### Do this
Lines containing the word "mean" are to be located and copied.

### Task input
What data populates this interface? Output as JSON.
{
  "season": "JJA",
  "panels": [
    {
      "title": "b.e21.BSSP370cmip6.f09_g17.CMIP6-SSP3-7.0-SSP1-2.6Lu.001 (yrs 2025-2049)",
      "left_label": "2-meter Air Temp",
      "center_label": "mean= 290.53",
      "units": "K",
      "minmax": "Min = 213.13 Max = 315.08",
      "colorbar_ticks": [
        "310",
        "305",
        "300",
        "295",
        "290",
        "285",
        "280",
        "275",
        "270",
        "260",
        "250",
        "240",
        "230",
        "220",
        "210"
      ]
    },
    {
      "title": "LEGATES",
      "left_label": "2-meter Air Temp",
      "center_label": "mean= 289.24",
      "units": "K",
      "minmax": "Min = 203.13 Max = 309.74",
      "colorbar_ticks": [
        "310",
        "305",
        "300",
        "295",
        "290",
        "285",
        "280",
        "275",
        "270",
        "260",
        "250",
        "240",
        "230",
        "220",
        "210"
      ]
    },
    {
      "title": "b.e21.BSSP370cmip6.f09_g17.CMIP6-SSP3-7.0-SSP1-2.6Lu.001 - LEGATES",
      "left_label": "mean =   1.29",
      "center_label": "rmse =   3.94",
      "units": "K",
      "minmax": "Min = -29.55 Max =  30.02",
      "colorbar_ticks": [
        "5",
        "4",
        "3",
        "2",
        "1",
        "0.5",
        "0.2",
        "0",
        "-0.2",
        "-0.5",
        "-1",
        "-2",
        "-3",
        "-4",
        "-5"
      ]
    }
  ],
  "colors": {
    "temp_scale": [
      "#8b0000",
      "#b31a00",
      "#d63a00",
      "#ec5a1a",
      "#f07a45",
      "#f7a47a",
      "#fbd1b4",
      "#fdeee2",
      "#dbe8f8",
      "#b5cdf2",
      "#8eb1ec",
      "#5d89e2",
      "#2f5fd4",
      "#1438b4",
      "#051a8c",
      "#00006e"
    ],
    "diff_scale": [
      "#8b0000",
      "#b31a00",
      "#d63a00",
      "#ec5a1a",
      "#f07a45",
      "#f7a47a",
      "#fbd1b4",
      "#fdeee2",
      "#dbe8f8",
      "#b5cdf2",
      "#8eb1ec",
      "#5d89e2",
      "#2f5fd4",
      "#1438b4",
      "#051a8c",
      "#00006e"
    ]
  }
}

### Full answer
      "center_label": "mean= 290.53",
      "center_label": "mean= 289.24",
      "left_label": "mean =   1.29",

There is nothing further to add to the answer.